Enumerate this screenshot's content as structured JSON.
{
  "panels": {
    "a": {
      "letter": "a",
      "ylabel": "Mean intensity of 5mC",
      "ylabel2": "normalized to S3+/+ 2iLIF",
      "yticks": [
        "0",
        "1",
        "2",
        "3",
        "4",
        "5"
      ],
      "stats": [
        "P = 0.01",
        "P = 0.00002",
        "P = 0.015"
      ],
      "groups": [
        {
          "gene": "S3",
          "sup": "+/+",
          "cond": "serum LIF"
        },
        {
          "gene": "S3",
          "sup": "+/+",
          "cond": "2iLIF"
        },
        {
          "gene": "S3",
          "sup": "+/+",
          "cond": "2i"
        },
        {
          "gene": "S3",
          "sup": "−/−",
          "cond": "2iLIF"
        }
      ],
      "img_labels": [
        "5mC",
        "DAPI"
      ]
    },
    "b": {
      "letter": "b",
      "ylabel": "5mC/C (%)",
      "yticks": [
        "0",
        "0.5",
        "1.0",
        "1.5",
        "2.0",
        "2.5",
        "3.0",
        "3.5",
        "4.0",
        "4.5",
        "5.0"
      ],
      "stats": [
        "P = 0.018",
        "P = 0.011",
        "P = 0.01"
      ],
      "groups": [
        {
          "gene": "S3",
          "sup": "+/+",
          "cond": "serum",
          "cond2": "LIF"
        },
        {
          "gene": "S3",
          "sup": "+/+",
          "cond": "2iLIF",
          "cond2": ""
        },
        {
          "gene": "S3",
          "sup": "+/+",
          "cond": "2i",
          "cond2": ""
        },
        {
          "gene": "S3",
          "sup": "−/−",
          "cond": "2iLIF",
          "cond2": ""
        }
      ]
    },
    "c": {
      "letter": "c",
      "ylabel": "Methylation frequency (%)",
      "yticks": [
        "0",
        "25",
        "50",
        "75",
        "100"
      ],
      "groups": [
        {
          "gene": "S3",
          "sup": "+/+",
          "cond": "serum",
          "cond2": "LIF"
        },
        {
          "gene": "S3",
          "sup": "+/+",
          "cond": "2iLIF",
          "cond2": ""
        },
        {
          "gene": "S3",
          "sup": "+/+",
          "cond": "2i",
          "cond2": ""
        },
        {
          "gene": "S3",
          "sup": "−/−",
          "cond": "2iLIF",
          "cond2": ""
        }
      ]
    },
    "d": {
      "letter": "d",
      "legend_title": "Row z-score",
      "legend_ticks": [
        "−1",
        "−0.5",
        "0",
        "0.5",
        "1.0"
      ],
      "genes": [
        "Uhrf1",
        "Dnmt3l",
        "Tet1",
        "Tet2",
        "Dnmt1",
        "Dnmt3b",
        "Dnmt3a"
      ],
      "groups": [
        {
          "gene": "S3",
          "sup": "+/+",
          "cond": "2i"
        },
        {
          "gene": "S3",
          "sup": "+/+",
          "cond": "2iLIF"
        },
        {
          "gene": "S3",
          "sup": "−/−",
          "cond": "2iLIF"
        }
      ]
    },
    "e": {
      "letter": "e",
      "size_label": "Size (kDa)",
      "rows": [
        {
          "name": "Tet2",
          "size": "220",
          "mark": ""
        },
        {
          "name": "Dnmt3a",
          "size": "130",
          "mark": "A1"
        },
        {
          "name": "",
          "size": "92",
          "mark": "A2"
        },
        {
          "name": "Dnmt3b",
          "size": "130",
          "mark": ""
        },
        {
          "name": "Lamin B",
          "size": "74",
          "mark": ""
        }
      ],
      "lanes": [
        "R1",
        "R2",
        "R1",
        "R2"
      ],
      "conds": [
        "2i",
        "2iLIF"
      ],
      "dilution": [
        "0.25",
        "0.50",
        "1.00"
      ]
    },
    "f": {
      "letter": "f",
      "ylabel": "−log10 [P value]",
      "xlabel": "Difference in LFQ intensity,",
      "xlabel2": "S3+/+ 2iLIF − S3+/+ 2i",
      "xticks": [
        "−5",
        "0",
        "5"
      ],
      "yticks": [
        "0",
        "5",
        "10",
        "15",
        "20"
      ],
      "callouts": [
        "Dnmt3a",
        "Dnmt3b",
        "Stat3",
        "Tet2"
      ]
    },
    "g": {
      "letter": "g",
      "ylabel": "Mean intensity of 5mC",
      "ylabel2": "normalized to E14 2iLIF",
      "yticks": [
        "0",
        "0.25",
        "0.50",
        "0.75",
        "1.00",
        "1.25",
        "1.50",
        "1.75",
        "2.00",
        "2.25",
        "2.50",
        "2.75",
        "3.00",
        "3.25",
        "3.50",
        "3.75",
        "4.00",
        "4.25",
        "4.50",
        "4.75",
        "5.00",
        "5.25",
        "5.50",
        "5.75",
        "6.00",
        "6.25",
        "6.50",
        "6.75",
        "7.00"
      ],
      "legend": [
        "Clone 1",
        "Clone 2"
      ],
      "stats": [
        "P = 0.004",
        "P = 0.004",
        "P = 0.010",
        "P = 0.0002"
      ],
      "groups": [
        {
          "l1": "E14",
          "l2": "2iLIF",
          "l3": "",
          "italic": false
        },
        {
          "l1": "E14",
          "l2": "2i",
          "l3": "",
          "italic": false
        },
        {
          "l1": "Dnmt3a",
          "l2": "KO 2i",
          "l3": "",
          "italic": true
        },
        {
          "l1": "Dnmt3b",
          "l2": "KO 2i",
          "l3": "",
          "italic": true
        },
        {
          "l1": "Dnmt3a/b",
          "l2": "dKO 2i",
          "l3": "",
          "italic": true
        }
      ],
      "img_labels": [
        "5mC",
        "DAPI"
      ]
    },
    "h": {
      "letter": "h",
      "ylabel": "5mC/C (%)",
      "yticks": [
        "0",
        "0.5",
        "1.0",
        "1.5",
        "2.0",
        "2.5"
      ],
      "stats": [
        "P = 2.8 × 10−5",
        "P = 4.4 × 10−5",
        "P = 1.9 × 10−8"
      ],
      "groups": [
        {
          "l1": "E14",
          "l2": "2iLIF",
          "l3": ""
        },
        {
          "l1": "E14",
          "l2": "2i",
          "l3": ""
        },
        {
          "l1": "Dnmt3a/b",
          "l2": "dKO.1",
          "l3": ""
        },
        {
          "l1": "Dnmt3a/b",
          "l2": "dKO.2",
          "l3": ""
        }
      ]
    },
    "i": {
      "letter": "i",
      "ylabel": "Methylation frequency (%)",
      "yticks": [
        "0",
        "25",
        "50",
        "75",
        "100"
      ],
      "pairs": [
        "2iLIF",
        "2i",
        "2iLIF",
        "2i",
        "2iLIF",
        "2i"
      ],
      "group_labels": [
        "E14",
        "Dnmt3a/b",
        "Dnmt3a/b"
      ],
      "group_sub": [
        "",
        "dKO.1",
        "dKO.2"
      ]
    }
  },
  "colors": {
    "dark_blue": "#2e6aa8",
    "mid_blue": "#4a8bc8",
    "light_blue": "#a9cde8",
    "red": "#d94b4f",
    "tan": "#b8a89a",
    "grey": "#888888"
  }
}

•••

EXERCISE DESCRIPTION. Reproduce the entries exactly. Every word has to stay the same.

SOLUTION TO THIS PROBLEM.
Enumerate this screenshot's content as structured JSON.
{
  "panels": {
    "a": {
      "letter": "a",
      "ylabel": "Mean intensity of 5mC",
      "ylabel2": "normalized to S3+/+ 2iLIF",
      "yticks": [
        "0",
        "1",
        "2",
        "3",
        "4",
        "5"
      ],
      "stats": [
        "P = 0.01",
        "P = 0.00002",
        "P = 0.015"
      ],
      "groups": [
        {
          "gene": "S3",
          "sup": "+/+",
          "cond": "serum LIF"
        },
        {
          "gene": "S3",
          "sup": "+/+",
          "cond": "2iLIF"
        },
        {
          "gene": "S3",
          "sup": "+/+",
          "cond": "2i"
        },
        {
          "gene": "S3",
          "sup": "−/−",
          "cond": "2iLIF"
        }
      ],
      "img_labels": [
        "5mC",
        "DAPI"
      ]
    },
    "b": {
      "letter": "b",
      "ylabel": "5mC/C (%)",
      "yticks": [
        "0",
        "0.5",
        "1.0",
        "1.5",
        "2.0",
        "2.5",
        "3.0",
        "3.5",
        "4.0",
        "4.5",
        "5.0"
      ],
      "stats": [
        "P = 0.018",
        "P = 0.011",
        "P = 0.01"
      ],
      "groups": [
        {
          "gene": "S3",
          "sup": "+/+",
          "cond": "serum",
          "cond2": "LIF"
        },
        {
          "gene": "S3",
          "sup": "+/+",
          "cond": "2iLIF",
          "cond2": ""
        },
        {
          "gene": "S3",
          "sup": "+/+",
          "cond": "2i",
          "cond2": ""
        },
        {
          "gene": "S3",
          "sup": "−/−",
          "cond": "2iLIF",
          "cond2": ""
        }
      ]
    },
    "c": {
      "letter": "c",
      "ylabel": "Methylation frequency (%)",
      "yticks": [
        "0",
        "25",
        "50",
        "75",
        "100"
      ],
      "groups": [
        {
          "gene": "S3",
          "sup": "+/+",
          "cond": "serum",
          "cond2": "LIF"
        },
        {
          "gene": "S3",
          "sup": "+/+",
          "cond": "2iLIF",
          "cond2": ""
        },
        {
          "gene": "S3",
          "sup": "+/+",
          "cond": "2i",
          "cond2": ""
        },
        {
          "gene": "S3",
          "sup": "−/−",
          "cond": "2iLIF",
          "cond2": ""
        }
      ]
    },
    "d": {
      "letter": "d",
      "legend_title": "Row z-score",
      "legend_ticks": [
        "−1",
        "−0.5",
        "0",
        "0.5",
        "1.0"
      ],
      "genes": [
        "Uhrf1",
        "Dnmt3l",
        "Tet1",
        "Tet2",
        "Dnmt1",
        "Dnmt3b",
        "Dnmt3a"
      ],
      "groups": [
        {
          "gene": "S3",
          "sup": "+/+",
          "cond": "2i"
        },
        {
          "gene": "S3",
          "sup": "+/+",
          "cond": "2iLIF"
        },
        {
          "gene": "S3",
          "sup": "−/−",
          "cond": "2iLIF"
        }
      ]
    },
    "e": {
      "letter": "e",
      "size_label": "Size (kDa)",
      "rows": [
        {
          "name": "Tet2",
          "size": "220",
          "mark": ""
        },
        {
          "name": "Dnmt3a",
          "size": "130",
          "mark": "A1"
        },
        {
          "name": "",
          "size": "92",
          "mark": "A2"
        },
        {
          "name": "Dnmt3b",
          "size": "130",
          "mark": ""
        },
        {
          "name": "Lamin B",
          "size": "74",
          "mark": ""
        }
      ],
      "lanes": [
        "R1",
        "R2",
        "R1",
        "R2"
      ],
      "conds": [
        "2i",
        "2iLIF"
      ],
      "dilution": [
        "0.25",
        "0.50",
        "1.00"
      ]
    },
    "f": {
      "letter": "f",
      "ylabel": "−log10 [P value]",
      "xlabel": "Difference in LFQ intensity,",
      "xlabel2": "S3+/+ 2iLIF − S3+/+ 2i",
      "xticks": [
        "−5",
        "0",
        "5"
      ],
      "yticks": [
        "0",
        "5",
        "10",
        "15",
        "20"
      ],
      "callouts": [
        "Dnmt3a",
        "Dnmt3b",
        "Stat3",
        "Tet2"
      ]
    },
    "g": {
      "letter": "g",
      "ylabel": "Mean intensity of 5mC",
      "ylabel2": "normalized to E14 2iLIF",
      "yticks": [
        "0",
        "0.25",
        "0.50",
        "0.75",
        "1.00",
        "1.25",
        "1.50",
        "1.75",
        "2.00",
        "2.25",
        "2.50",
        "2.75",
        "3.00",
        "3.25",
        "3.50",
        "3.75",
        "4.00",
        "4.25",
        "4.50",
        "4.75",
        "5.00",
        "5.25",
        "5.50",
        "5.75",
        "6.00",
        "6.25",
        "6.50",
        "6.75",
        "7.00"
      ],
      "legend": [
        "Clone 1",
        "Clone 2"
      ],
      "stats": [
        "P = 0.004",
        "P = 0.004",
        "P = 0.010",
        "P = 0.0002"
      ],
      "groups": [
        {
          "l1": "E14",
          "l2": "2iLIF",
          "l3": "",
          "italic": false
        },
        {
          "l1": "E14",
          "l2": "2i",
          "l3": "",
          "italic": false
        },
        {
          "l1": "Dnmt3a",
          "l2": "KO 2i",
          "l3": "",
          "italic": true
        },
        {
          "l1": "Dnmt3b",
          "l2": "KO 2i",
          "l3": "",
          "italic": true
        },
        {
          "l1": "Dnmt3a/b",
          "l2": "dKO 2i",
          "l3": "",
          "italic": true
        }
      ],
      "img_labels": [
        "5mC",
        "DAPI"
      ]
    },
    "h": {
      "letter": "h",
      "ylabel": "5mC/C (%)",
      "yticks": [
        "0",
        "0.5",
        "1.0",
        "1.5",
        "2.0",
        "2.5"
      ],
      "stats": [
        "P = 2.8 × 10−5",
        "P = 4.4 × 10−5",
        "P = 1.9 × 10−8"
      ],
      "groups": [
        {
          "l1": "E14",
          "l2": "2iLIF",
          "l3": ""
        },
        {
          "l1": "E14",
          "l2": "2i",
          "l3": ""
        },
        {
          "l1": "Dnmt3a/b",
          "l2": "dKO.1",
          "l3": ""
        },
        {
          "l1": "Dnmt3a/b",
          "l2": "dKO.2",
          "l3": ""
        }
      ]
    },
    "i": {
      "letter": "i",
      "ylabel": "Methylation frequency (%)",
      "yticks": [
        "0",
        "25",
        "50",
        "75",
        "100"
      ],
      "pairs": [
        "2iLIF",
        "2i",
        "2iLIF",
        "2i",
        "2iLIF",
        "2i"
      ],
      "group_labels": [
        "E14",
        "Dnmt3a/b",
        "Dnmt3a/b"
      ],
      "group_sub": [
        "",
        "dKO.1",
        "dKO.2"
      ]
    }
  },
  "colors": {
    "dark_blue": "#2e6aa8",
    "mid_blue": "#4a8bc8",
    "light_blue": "#a9cde8",
    "red": "#d94b4f",
    "tan": "#b8a89a",
    "grey": "#888888"
  }
}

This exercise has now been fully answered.